• Aim: Look below. Copy each line that has "text" in it.

• Listed entries:
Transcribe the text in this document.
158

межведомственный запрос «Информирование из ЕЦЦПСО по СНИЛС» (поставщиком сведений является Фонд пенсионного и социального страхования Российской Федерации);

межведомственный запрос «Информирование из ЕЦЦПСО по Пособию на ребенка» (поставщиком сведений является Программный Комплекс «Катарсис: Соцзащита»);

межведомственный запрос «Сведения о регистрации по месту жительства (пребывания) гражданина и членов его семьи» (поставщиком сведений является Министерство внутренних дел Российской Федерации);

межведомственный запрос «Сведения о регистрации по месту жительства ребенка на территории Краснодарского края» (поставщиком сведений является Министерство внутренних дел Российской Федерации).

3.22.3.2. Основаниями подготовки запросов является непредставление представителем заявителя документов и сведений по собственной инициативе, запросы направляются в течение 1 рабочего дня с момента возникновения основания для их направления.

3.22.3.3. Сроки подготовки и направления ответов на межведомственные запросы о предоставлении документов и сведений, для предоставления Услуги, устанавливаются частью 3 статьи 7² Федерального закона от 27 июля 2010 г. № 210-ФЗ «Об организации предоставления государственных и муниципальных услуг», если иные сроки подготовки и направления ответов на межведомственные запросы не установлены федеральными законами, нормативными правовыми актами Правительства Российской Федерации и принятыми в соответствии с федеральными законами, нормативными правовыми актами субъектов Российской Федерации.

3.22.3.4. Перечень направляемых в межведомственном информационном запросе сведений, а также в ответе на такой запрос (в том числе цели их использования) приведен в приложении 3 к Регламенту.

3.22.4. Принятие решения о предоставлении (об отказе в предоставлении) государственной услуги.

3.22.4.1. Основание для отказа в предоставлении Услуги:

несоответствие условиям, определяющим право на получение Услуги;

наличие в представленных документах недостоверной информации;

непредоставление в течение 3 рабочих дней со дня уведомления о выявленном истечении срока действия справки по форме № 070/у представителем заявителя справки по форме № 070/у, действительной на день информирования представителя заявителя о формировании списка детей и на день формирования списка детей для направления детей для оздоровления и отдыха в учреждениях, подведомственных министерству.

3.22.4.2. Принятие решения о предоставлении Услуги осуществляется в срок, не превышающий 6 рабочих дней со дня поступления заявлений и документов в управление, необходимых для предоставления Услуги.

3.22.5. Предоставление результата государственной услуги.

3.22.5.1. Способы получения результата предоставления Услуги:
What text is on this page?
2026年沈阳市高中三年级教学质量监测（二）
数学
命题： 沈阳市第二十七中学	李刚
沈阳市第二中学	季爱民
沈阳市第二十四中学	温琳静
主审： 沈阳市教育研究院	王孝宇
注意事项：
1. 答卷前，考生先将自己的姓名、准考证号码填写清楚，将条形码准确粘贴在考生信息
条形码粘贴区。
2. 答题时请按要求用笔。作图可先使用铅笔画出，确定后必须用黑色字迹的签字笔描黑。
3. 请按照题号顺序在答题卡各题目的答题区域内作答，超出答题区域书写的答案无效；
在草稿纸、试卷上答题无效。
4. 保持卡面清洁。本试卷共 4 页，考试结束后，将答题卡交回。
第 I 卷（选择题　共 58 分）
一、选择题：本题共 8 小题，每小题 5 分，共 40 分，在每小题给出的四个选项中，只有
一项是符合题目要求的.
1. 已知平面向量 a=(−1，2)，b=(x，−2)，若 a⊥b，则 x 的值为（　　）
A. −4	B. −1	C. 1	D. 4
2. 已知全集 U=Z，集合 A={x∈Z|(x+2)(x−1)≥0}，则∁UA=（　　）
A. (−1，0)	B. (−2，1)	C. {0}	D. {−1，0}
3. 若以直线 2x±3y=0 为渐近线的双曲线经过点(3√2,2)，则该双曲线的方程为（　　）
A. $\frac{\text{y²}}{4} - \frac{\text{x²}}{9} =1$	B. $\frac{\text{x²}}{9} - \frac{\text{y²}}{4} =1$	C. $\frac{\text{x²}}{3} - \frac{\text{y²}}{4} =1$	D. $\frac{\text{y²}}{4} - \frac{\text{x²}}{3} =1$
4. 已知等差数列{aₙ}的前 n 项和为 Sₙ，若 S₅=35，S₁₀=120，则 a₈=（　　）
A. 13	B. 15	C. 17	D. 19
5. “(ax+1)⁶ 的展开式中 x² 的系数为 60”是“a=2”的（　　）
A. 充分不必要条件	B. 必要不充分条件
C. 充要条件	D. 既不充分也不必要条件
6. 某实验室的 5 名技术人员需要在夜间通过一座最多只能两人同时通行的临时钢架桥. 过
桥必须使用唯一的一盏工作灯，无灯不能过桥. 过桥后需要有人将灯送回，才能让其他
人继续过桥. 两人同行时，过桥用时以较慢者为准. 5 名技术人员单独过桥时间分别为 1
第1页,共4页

• Correct answer:
Transcribe the text in this document.
What text is on this page?
A. $\frac{\text{y²}}{4} - \frac{\text{x²}}{9} =1$	B. $\frac{\text{x²}}{9} - \frac{\text{y²}}{4} =1$	C. $\frac{\text{x²}}{3} - \frac{\text{y²}}{4} =1$	D. $\frac{\text{y²}}{4} - \frac{\text{x²}}{3} =1$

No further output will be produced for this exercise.